Extract each line containing the string "will".

──────── STORED DATA

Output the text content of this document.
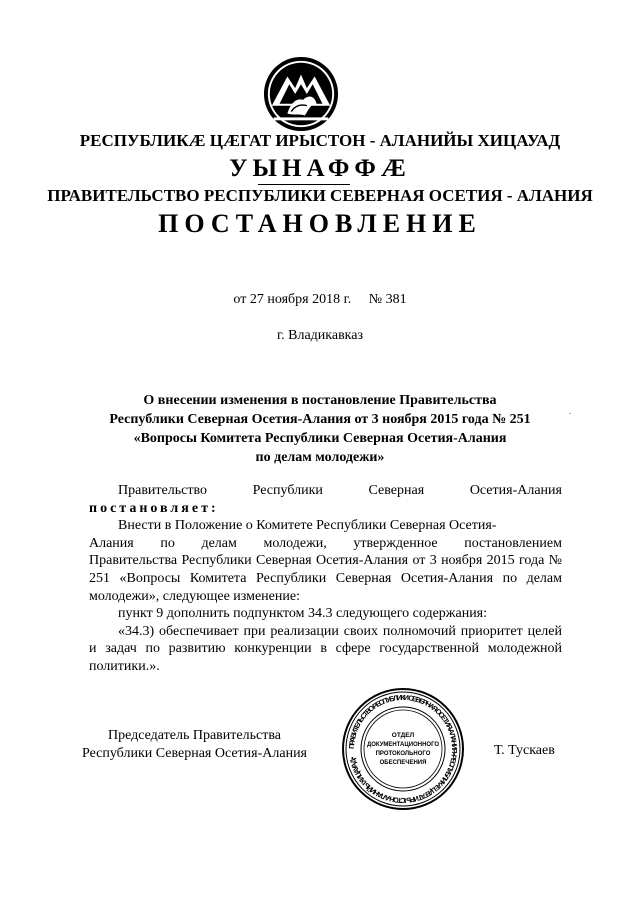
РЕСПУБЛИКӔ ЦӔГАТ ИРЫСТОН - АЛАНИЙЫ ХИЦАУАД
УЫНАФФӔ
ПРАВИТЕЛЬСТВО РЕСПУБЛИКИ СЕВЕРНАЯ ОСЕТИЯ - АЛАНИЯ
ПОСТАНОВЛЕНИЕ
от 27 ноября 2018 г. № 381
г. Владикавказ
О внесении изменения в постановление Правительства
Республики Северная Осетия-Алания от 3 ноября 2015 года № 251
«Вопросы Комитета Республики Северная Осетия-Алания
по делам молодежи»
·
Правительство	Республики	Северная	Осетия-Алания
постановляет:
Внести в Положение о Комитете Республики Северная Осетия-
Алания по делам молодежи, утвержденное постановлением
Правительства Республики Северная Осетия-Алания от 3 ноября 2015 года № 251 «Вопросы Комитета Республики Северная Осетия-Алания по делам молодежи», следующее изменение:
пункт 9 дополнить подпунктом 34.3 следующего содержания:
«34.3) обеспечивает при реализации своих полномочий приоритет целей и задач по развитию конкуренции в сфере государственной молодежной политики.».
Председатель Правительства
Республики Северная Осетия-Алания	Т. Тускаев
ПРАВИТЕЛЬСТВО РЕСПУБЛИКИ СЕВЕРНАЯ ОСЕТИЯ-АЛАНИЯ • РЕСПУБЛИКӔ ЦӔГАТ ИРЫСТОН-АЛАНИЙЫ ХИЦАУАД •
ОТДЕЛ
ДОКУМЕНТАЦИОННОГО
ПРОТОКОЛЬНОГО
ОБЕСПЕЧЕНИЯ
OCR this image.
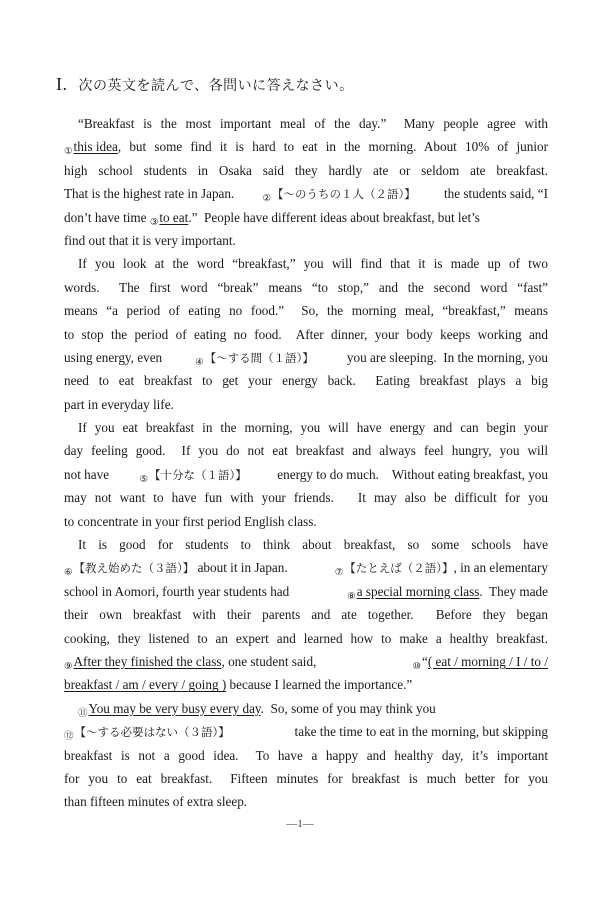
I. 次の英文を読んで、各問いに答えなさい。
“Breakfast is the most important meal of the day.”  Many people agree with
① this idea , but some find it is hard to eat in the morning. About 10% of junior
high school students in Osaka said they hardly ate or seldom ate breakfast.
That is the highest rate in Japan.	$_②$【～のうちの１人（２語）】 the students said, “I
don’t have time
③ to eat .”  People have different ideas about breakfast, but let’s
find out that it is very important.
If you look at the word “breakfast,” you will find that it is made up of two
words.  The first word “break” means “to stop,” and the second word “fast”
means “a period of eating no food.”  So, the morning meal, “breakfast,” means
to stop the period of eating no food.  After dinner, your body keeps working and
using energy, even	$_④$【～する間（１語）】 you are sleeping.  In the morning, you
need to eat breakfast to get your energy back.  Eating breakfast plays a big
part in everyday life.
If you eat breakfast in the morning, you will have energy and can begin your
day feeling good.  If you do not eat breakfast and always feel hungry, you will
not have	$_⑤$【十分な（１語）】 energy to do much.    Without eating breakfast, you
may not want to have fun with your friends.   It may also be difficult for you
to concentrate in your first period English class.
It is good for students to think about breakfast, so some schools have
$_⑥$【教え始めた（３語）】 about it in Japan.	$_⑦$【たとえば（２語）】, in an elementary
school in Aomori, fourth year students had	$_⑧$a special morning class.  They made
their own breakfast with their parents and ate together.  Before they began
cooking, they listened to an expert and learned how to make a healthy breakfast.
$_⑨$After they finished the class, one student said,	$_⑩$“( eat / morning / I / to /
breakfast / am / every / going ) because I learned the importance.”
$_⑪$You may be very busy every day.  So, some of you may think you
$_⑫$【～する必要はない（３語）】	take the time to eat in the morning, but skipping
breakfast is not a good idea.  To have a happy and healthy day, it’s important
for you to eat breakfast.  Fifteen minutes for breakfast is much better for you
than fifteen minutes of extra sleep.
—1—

────────────────
──────── STORED DATA

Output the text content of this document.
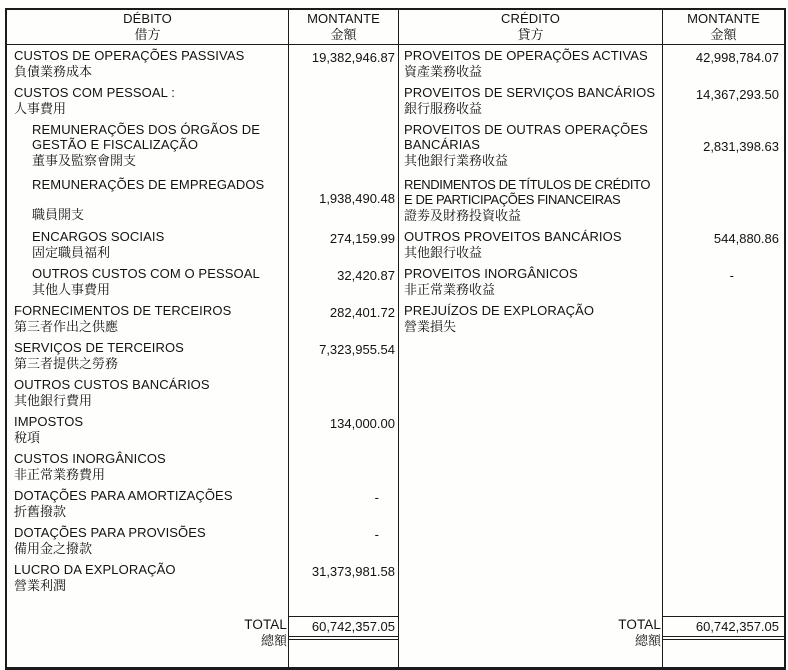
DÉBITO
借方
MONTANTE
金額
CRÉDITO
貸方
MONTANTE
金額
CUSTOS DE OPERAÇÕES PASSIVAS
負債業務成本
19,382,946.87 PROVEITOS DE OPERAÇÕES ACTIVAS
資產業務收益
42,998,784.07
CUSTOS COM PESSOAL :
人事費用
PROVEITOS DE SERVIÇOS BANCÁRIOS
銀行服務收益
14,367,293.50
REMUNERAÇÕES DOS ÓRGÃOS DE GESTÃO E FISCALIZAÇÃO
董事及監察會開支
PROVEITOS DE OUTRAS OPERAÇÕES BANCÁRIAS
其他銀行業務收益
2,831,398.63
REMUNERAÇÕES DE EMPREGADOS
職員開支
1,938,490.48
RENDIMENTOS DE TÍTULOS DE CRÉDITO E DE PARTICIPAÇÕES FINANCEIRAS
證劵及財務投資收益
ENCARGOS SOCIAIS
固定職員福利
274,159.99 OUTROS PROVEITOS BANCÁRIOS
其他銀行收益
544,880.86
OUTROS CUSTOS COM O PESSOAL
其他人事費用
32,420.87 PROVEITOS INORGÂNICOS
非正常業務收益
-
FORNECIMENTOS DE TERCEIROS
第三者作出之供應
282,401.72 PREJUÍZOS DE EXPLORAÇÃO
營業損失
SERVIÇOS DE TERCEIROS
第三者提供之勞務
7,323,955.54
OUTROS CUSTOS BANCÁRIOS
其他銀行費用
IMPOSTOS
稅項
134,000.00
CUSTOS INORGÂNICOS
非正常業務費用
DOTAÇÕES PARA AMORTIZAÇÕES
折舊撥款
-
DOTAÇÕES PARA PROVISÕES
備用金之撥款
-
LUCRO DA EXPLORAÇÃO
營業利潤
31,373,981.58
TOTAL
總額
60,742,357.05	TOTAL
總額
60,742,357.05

────────────────
──────── STORED DATA

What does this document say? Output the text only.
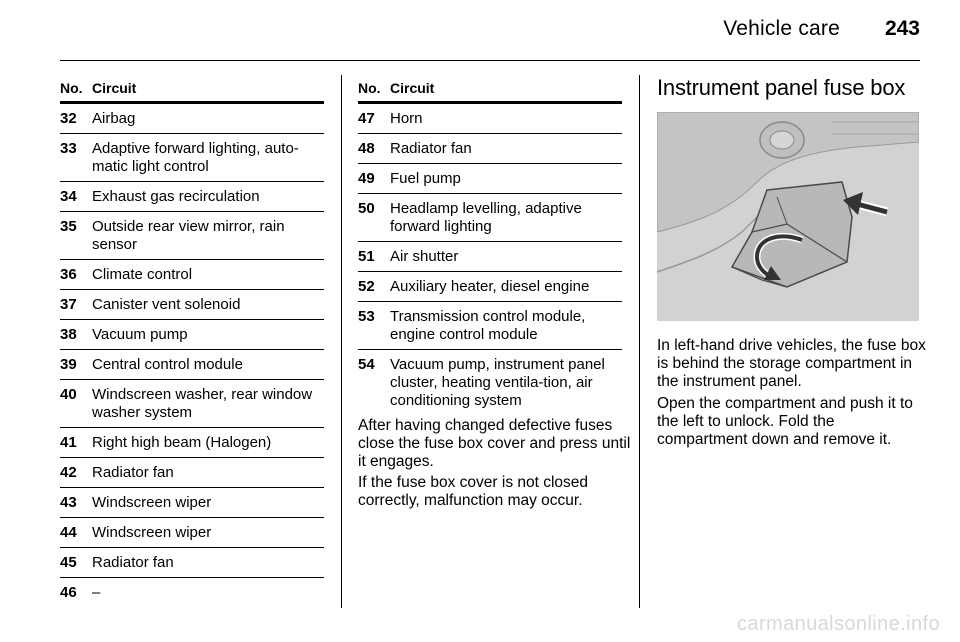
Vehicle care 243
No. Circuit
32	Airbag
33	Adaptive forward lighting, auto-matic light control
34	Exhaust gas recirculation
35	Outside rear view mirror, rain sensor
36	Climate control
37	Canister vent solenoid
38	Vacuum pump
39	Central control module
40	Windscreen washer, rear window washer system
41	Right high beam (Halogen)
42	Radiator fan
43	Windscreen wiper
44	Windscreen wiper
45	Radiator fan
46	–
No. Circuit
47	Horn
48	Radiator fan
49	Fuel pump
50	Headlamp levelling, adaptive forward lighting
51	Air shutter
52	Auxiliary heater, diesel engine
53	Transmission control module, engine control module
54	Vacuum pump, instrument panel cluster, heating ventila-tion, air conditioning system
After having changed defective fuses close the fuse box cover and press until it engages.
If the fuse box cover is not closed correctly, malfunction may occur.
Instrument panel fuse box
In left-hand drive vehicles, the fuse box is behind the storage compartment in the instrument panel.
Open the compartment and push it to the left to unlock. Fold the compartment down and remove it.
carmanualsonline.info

────────────────

REPLY TO THE EXERCISE:
If you look at the word “breakfast,” you will find that it is made up of two
If you eat breakfast in the morning, you will have energy and can begin your
day feeling good.  If you do not eat breakfast and always feel hungry, you will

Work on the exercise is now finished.